Written request: Write out, please, the line containing "Read out every word on this page." together with all lines after it, up to and including the last one, with no other output.
-- START --
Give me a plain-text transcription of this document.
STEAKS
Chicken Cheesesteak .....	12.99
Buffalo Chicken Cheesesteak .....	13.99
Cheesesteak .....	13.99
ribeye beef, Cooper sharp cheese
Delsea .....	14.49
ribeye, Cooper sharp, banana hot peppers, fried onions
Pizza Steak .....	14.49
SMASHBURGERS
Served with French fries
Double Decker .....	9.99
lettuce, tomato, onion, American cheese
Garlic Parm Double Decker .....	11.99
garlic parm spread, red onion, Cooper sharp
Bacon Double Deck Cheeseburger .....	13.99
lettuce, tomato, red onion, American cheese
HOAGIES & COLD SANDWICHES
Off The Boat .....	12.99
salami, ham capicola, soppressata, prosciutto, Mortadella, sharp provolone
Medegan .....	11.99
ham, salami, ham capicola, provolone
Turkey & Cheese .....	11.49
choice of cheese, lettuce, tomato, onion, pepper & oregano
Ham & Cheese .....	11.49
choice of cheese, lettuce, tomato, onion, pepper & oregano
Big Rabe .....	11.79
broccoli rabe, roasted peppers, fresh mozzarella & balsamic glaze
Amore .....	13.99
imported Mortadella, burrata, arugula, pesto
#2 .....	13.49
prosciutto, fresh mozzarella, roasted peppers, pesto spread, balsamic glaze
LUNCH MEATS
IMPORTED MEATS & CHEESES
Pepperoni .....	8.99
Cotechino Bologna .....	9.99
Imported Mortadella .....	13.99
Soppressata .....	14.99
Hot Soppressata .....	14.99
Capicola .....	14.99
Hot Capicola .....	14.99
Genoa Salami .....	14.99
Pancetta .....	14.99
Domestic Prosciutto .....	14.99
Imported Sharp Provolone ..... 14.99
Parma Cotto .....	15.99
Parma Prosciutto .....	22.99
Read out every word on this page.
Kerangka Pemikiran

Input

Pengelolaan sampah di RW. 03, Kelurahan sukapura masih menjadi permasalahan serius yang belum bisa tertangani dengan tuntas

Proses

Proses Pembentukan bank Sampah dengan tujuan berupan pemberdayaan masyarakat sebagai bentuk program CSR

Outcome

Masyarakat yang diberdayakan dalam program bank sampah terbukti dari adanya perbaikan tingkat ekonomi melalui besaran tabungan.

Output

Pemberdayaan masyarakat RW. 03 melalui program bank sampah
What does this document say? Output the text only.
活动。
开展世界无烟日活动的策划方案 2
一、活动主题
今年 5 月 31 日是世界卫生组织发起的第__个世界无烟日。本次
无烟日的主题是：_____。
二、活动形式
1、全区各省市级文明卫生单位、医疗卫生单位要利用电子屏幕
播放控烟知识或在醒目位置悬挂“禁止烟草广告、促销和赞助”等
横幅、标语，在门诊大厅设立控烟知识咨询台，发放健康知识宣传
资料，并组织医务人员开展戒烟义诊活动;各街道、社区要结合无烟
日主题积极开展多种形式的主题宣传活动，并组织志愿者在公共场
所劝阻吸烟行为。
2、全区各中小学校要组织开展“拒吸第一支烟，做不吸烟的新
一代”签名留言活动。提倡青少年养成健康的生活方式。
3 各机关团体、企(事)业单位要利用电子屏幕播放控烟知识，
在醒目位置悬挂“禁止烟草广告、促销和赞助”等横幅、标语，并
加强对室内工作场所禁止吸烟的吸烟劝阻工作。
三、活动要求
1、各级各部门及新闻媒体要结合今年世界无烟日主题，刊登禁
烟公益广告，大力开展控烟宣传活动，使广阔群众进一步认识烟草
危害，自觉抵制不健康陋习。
-- END --
Solution:
Read out every word on this page.
Kerangka Pemikiran

Input

Pengelolaan sampah di RW. 03, Kelurahan sukapura masih menjadi permasalahan serius yang belum bisa tertangani dengan tuntas

Proses

Proses Pembentukan bank Sampah dengan tujuan berupan pemberdayaan masyarakat sebagai bentuk program CSR

Outcome

Masyarakat yang diberdayakan dalam program bank sampah terbukti dari adanya perbaikan tingkat ekonomi melalui besaran tabungan.

Output

Pemberdayaan masyarakat RW. 03 melalui program bank sampah
What does this document say? Output the text only.
活动。
开展世界无烟日活动的策划方案 2
一、活动主题
今年 5 月 31 日是世界卫生组织发起的第__个世界无烟日。本次
无烟日的主题是：_____。
二、活动形式
1、全区各省市级文明卫生单位、医疗卫生单位要利用电子屏幕
播放控烟知识或在醒目位置悬挂“禁止烟草广告、促销和赞助”等
横幅、标语，在门诊大厅设立控烟知识咨询台，发放健康知识宣传
资料，并组织医务人员开展戒烟义诊活动;各街道、社区要结合无烟
日主题积极开展多种形式的主题宣传活动，并组织志愿者在公共场
所劝阻吸烟行为。
2、全区各中小学校要组织开展“拒吸第一支烟，做不吸烟的新
一代”签名留言活动。提倡青少年养成健康的生活方式。
3 各机关团体、企(事)业单位要利用电子屏幕播放控烟知识，
在醒目位置悬挂“禁止烟草广告、促销和赞助”等横幅、标语，并
加强对室内工作场所禁止吸烟的吸烟劝阻工作。
三、活动要求
1、各级各部门及新闻媒体要结合今年世界无烟日主题，刊登禁
烟公益广告，大力开展控烟宣传活动，使广阔群众进一步认识烟草
危害，自觉抵制不健康陋习。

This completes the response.